[start of RECORD LIST]

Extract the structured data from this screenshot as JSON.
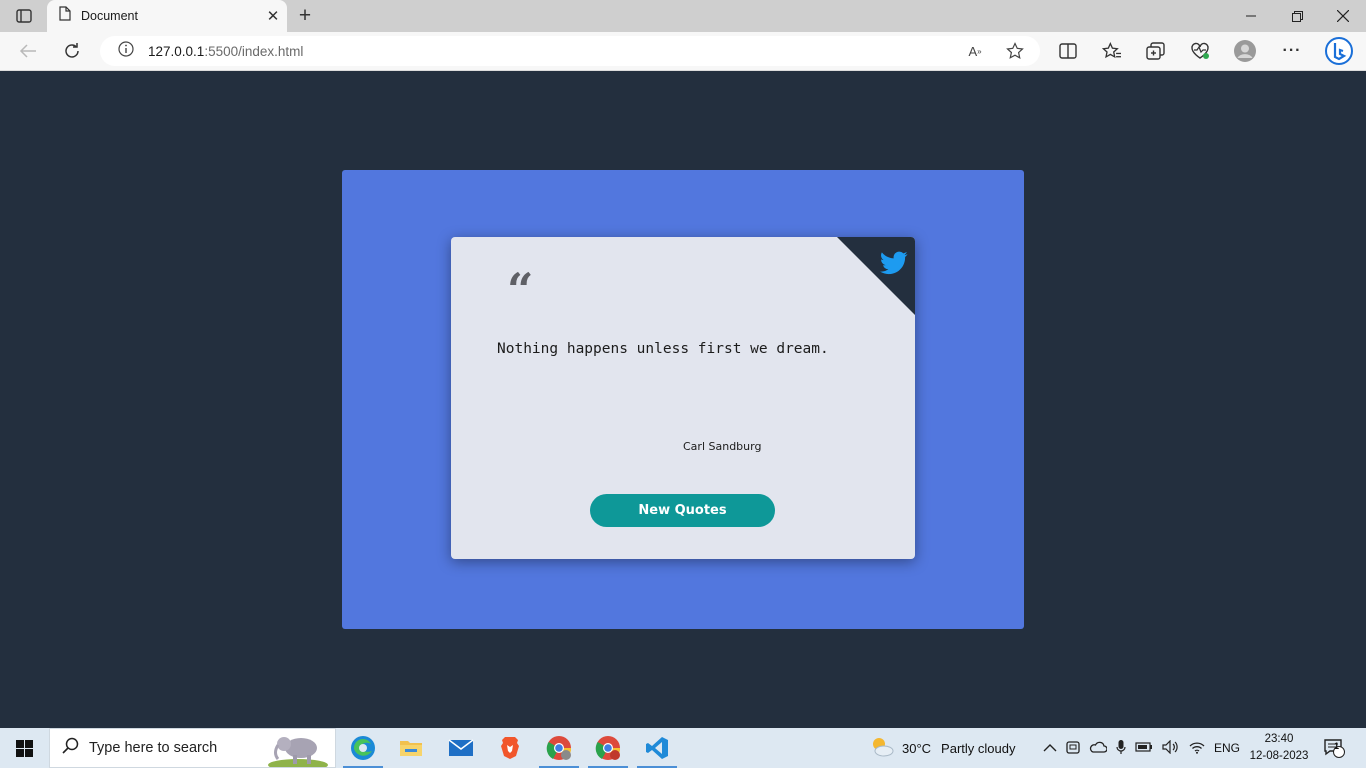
{
  "browser": {
    "tab_title": "Document",
    "url_host": "127.0.0.1",
    "url_path": ":5500/index.html",
    "icons": [
      "tab-actions-icon",
      "document-icon",
      "close-icon",
      "new-tab-icon",
      "minimize-icon",
      "restore-icon",
      "close-window-icon",
      "back-icon",
      "refresh-icon",
      "info-icon",
      "read-aloud-icon",
      "favorite-star-icon",
      "split-screen-icon",
      "favorites-icon",
      "collections-icon",
      "performance-icon",
      "profile-icon",
      "more-icon",
      "bing-icon"
    ]
  },
  "page": {
    "background": "#232f3e",
    "outer_color": "#5277de",
    "card_color": "#e2e5ee",
    "quote_mark": "“",
    "quote": "Nothing happens unless first we dream.",
    "author": "Carl Sandburg",
    "button_label": "New Quotes",
    "button_color": "#0e9898",
    "twitter_color": "#1d9bf0"
  },
  "taskbar": {
    "search_placeholder": "Type here to search",
    "apps": [
      "edge-icon",
      "file-explorer-icon",
      "mail-icon",
      "brave-icon",
      "chrome-icon",
      "chrome-profile-icon",
      "vscode-icon"
    ],
    "weather_temp": "30°C",
    "weather_desc": "Partly cloudy",
    "language": "ENG",
    "time": "23:40",
    "date": "12-08-2023",
    "notification_count": "1"
  }
}
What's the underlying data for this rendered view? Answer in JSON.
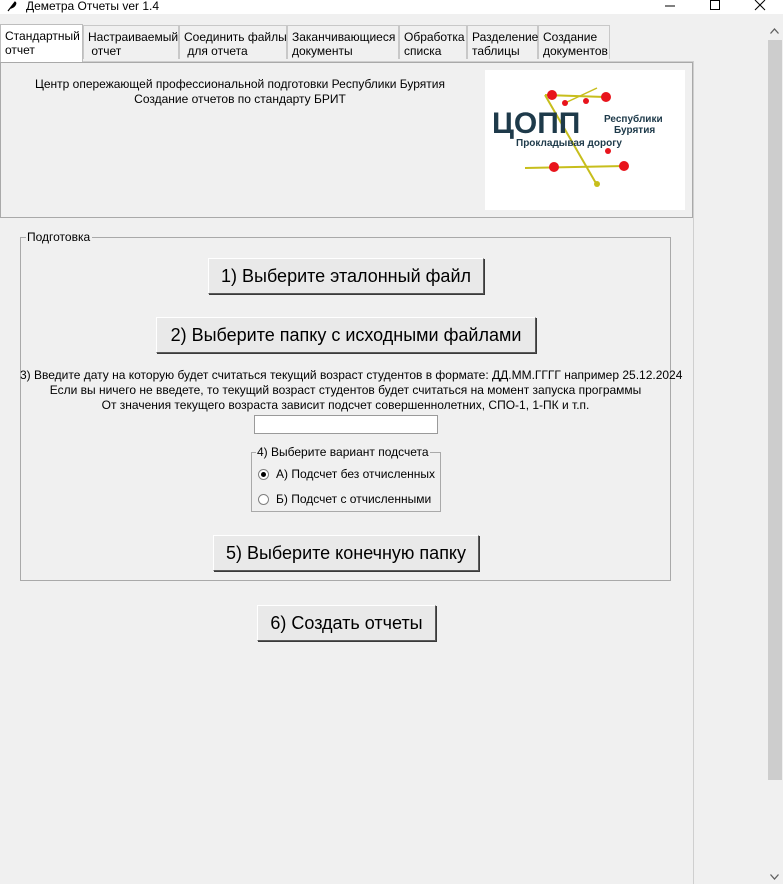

[end of RECORD LIST]

▶ _YOUR INSTRUCTIONS_
Copy every record above exactly, leaving out the pictures.

▶ _OUTPUT FOR THIS TASK_
Extract the structured data from this screenshot as JSON.
{
  "browser": {
    "tab_title": "Document",
    "url_host": "127.0.0.1",
    "url_path": ":5500/index.html",
    "icons": [
      "tab-actions-icon",
      "document-icon",
      "close-icon",
      "new-tab-icon",
      "minimize-icon",
      "restore-icon",
      "close-window-icon",
      "back-icon",
      "refresh-icon",
      "info-icon",
      "read-aloud-icon",
      "favorite-star-icon",
      "split-screen-icon",
      "favorites-icon",
      "collections-icon",
      "performance-icon",
      "profile-icon",
      "more-icon",
      "bing-icon"
    ]
  },
  "page": {
    "background": "#232f3e",
    "outer_color": "#5277de",
    "card_color": "#e2e5ee",
    "quote_mark": "“",
    "quote": "Nothing happens unless first we dream.",
    "author": "Carl Sandburg",
    "button_label": "New Quotes",
    "button_color": "#0e9898",
    "twitter_color": "#1d9bf0"
  },
  "taskbar": {
    "search_placeholder": "Type here to search",
    "apps": [
      "edge-icon",
      "file-explorer-icon",
      "mail-icon",
      "brave-icon",
      "chrome-icon",
      "chrome-profile-icon",
      "vscode-icon"
    ],
    "weather_temp": "30°C",
    "weather_desc": "Partly cloudy",
    "language": "ENG",
    "time": "23:40",
    "date": "12-08-2023",
    "notification_count": "1"
  }
}
What's the underlying data for this rendered view? Answer in JSON.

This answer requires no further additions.